Locate each line in the records containing "서비스를". Copy it.

─── Data for processing ───

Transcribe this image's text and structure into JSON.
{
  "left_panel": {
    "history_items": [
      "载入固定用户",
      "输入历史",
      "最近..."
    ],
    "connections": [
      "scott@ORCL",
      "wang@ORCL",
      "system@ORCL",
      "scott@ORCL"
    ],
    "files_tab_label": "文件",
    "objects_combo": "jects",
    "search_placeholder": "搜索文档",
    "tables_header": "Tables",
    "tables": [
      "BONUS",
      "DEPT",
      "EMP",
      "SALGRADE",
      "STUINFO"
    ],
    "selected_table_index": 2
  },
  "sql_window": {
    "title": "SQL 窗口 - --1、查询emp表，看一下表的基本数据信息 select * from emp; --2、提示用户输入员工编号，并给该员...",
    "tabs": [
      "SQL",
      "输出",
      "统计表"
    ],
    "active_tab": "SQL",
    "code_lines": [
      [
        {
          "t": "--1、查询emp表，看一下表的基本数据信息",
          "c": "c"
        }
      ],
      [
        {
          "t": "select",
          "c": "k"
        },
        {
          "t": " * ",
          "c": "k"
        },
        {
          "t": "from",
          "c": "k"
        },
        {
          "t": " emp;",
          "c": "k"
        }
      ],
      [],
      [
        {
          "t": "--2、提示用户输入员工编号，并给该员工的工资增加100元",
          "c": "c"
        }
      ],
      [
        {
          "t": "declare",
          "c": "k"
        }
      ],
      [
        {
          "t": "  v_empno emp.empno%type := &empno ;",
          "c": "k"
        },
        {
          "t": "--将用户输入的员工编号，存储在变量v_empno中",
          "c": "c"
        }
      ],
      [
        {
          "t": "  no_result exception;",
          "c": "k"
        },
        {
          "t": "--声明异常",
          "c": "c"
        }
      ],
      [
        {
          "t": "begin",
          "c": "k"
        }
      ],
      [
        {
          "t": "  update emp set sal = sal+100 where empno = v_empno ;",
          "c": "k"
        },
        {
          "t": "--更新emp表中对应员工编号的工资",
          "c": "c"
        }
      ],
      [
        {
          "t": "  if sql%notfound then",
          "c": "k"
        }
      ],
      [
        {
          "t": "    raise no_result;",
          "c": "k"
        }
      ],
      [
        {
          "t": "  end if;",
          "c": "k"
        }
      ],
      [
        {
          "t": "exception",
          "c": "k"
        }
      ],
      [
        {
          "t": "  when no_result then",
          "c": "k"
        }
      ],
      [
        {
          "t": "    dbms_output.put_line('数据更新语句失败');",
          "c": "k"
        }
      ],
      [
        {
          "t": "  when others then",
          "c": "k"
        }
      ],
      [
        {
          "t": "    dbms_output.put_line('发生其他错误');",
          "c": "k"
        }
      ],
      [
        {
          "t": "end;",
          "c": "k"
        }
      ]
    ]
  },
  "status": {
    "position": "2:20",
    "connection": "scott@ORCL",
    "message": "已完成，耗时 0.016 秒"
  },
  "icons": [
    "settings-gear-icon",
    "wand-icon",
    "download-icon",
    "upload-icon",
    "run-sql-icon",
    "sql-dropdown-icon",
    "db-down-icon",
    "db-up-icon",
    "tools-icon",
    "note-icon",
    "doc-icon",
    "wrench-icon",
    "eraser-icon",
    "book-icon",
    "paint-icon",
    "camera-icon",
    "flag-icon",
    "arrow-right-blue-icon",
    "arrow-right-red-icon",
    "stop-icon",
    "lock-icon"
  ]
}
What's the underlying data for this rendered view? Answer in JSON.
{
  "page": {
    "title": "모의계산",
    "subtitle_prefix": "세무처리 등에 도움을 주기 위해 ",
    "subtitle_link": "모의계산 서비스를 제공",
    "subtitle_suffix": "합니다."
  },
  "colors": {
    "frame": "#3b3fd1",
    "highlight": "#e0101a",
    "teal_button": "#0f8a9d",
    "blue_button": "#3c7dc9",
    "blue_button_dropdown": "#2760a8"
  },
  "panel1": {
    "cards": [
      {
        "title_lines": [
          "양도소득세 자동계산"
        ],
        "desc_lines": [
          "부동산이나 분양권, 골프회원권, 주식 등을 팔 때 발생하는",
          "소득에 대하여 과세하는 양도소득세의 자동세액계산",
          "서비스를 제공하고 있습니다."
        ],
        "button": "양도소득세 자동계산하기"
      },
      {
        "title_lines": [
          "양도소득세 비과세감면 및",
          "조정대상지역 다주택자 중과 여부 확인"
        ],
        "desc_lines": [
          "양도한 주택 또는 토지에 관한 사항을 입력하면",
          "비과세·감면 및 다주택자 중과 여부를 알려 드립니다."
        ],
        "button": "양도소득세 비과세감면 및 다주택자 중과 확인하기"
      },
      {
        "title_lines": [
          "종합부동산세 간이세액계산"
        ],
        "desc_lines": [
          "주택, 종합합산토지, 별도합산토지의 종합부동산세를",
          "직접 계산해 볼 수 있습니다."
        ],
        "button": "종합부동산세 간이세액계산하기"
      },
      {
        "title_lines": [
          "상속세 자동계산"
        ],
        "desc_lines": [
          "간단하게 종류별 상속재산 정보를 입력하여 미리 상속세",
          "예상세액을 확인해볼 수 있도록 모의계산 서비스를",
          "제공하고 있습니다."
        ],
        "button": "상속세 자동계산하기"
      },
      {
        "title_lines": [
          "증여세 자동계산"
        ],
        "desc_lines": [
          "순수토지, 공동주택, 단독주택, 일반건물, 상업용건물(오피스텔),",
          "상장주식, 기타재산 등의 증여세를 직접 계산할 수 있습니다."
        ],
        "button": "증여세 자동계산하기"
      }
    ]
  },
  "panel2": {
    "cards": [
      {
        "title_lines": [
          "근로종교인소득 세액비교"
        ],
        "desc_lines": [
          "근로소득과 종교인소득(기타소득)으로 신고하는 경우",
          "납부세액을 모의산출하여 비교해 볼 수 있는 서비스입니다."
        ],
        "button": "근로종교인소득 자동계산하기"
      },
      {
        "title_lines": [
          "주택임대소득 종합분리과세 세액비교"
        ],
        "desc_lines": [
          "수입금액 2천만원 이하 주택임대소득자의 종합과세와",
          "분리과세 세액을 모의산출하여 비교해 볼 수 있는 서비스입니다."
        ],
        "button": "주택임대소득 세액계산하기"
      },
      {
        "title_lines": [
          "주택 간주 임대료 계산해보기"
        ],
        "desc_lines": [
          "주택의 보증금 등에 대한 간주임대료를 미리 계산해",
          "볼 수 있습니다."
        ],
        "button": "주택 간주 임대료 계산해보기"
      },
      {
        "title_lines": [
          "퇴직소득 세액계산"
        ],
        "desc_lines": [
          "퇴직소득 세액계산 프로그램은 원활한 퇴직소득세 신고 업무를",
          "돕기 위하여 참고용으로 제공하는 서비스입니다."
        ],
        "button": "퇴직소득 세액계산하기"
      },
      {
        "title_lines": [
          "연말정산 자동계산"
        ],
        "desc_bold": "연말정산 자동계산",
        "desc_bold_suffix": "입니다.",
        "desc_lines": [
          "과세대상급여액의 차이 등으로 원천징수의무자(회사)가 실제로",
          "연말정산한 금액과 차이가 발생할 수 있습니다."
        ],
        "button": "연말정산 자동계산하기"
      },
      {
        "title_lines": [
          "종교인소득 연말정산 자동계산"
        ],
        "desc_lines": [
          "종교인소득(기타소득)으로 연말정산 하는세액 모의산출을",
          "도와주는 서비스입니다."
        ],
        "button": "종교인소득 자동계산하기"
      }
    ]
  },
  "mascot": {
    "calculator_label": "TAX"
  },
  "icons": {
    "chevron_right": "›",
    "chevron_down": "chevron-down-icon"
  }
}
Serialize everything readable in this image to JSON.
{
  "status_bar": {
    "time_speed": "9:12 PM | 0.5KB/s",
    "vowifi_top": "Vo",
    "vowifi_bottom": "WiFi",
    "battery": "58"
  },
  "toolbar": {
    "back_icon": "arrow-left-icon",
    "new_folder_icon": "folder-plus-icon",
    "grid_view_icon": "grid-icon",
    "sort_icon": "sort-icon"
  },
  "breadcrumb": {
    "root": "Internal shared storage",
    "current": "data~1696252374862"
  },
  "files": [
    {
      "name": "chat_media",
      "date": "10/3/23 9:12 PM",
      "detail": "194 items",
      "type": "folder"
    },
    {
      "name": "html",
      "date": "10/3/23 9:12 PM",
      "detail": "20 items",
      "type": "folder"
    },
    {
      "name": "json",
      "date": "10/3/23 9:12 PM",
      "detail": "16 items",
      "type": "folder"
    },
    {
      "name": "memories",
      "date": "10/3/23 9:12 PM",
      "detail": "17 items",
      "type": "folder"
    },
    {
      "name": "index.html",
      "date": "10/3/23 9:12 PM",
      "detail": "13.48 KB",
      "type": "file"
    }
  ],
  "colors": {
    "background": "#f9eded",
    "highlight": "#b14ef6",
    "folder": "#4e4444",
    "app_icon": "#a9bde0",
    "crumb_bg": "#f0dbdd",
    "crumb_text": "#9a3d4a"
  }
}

───

Output of the task |
    "subtitle_link": "모의계산 서비스를 제공",
          "서비스를 제공하고 있습니다."
          "예상세액을 확인해볼 수 있도록 모의계산 서비스를",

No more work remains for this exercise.